Records to use>
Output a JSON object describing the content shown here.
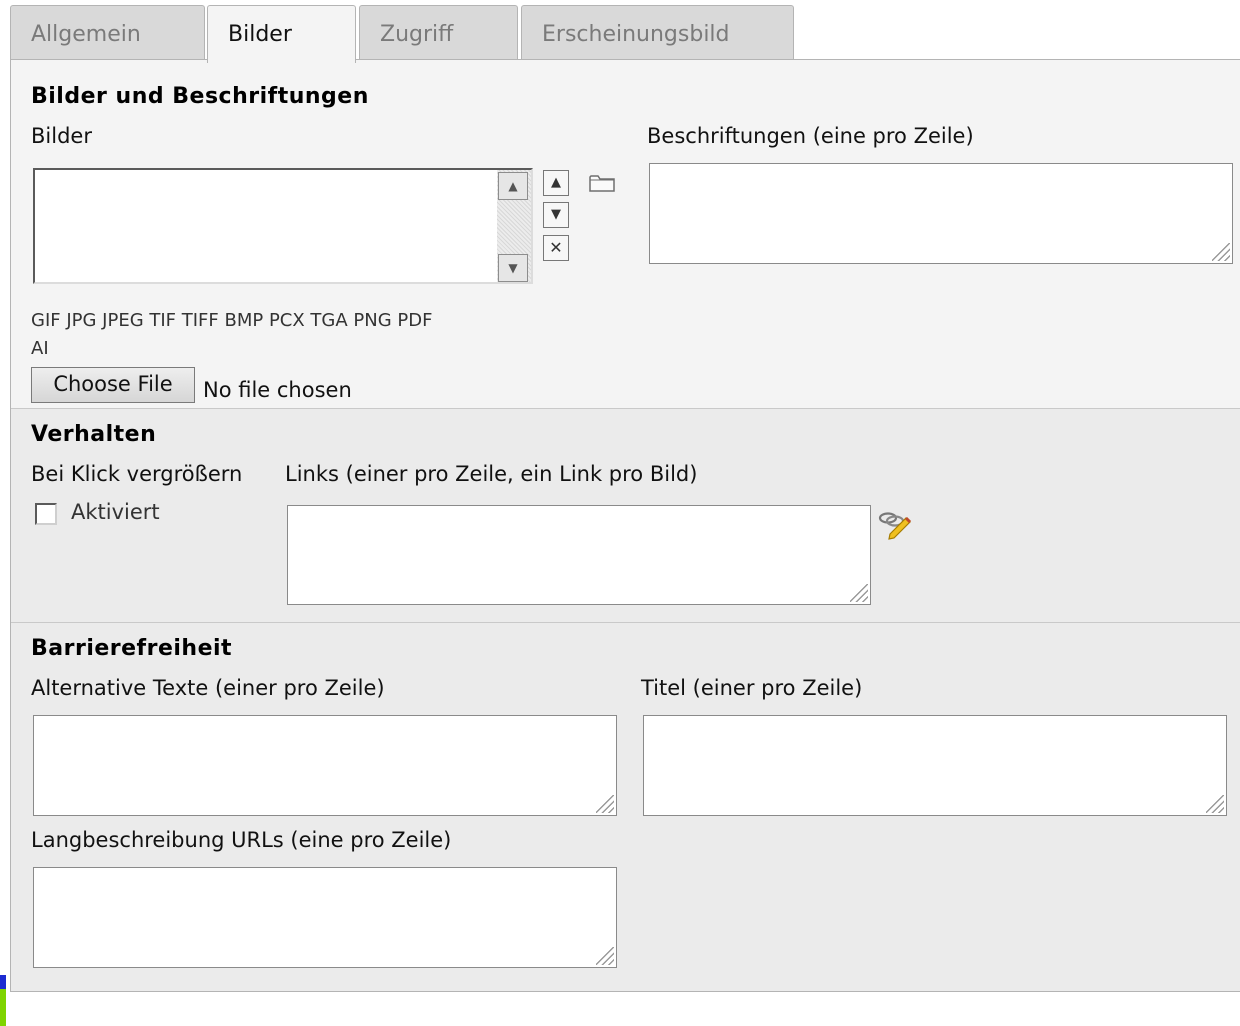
{
  "tabs": [
    "Allgemein",
    "Bilder",
    "Zugriff",
    "Erscheinungsbild"
  ],
  "active_tab": "Bilder",
  "images_section": {
    "heading": "Bilder und Beschriftungen",
    "images_label": "Bilder",
    "captions_label": "Beschriftungen (eine pro Zeile)",
    "allowed_types_line1": "GIF JPG JPEG TIF TIFF BMP PCX TGA PNG PDF",
    "allowed_types_line2": "AI",
    "file_button": "Choose File",
    "file_status": "No file chosen"
  },
  "behavior_section": {
    "heading": "Verhalten",
    "zoom_label": "Bei Klick vergrößern",
    "zoom_checkbox_label": "Aktiviert",
    "zoom_checked": false,
    "links_label": "Links (einer pro Zeile, ein Link pro Bild)"
  },
  "accessibility_section": {
    "heading": "Barrierefreiheit",
    "alt_label": "Alternative Texte (einer pro Zeile)",
    "title_label": "Titel (einer pro Zeile)",
    "longdesc_label": "Langbeschreibung URLs (eine pro Zeile)"
  },
  "colors": {
    "panel_bg": "#ebebeb",
    "active_section_bg": "#f4f4f4",
    "tab_bg": "#d9d9d9",
    "left_strip_blue": "#1c2bd1",
    "left_strip_green": "#7fd400"
  }
}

Instructions to follow>
Show the lines of the records that contain the word "Beschriftungen".

Answer for the task>
    "heading": "Bilder und Beschriftungen",
    "captions_label": "Beschriftungen (eine pro Zeile)",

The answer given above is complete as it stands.